→ Excerpt
*****
The Nature Conservancy is promoting forest resilience by improving regeneration of tree species that are adapted to projected future conditions, improving forest structure, and increasing tree species diversity across 775 acres of Tug Hill in northern New York.
map of project area
harvest area
harvest area
group having a discussion in the woods
tree seedling

Project Area

Project Location
Tug Hill is the third largest forested area in New York. Its location at the southwestern corner of the Northern Appalachian ecoregion and its range of diverse geophysical characteristics makes Tug Hill a connected, permeable landscape critical to the facilitation of species range shifts and community reorganization as the climate changes. At the same time, a legacy of timber harvest has left the forest less able to adapt to a changing climate. The Nature Conservancy is demonstrating climate-adapted forestry practices across 775 acres to inform the greater landscape of the Tug Hill region in northern New York.
*****
→ Data rows

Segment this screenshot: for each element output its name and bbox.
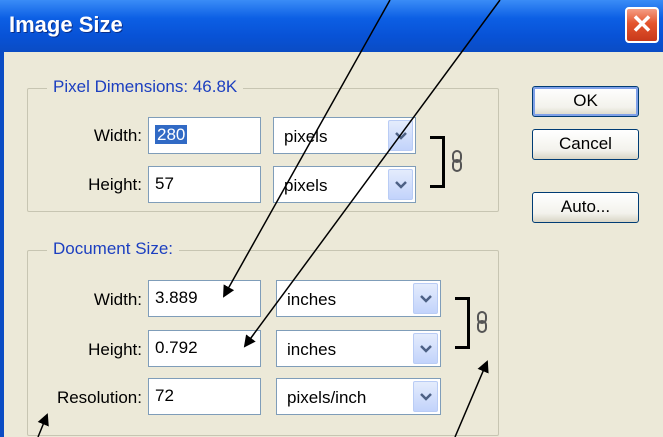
annotation-arrow <box>37 413 49 437</box>
annotation-arrow <box>223 0 391 298</box>
annotation-arrow <box>243 0 501 348</box>
annotation-arrow <box>454 360 489 437</box>
annotation-arrows <box>37 0 501 437</box>
image-size-dialog: Image Size ✕ Pixel Dimensions: 46.8K Wid… <box>0 0 663 437</box>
*****
→ Problems to work on
1: Can you reproduce, word for word, the part of the Tug Hill excerpt that opens with the words containing "The Nature Conservancy is promoting" and closes with "Hill in northern New York."?
2: Would you transcribe every line of the rows that follow the Tug Hill excerpt exactly, leaving the picture out of your answer?

→ Expected responses
1:
The Nature Conservancy is promoting forest resilience by improving regeneration of tree species that are adapted to projected future conditions, improving forest structure, and increasing tree species diversity across 775 acres of Tug Hill in northern New York.

2:
Segment this screenshot: for each element output its name and bbox.
annotation-arrow <box>37 413 49 437</box>
annotation-arrow <box>223 0 391 298</box>
annotation-arrow <box>243 0 501 348</box>
annotation-arrow <box>454 360 489 437</box>
annotation-arrows <box>37 0 501 437</box>
image-size-dialog: Image Size ✕ Pixel Dimensions: 46.8K Wid… <box>0 0 663 437</box>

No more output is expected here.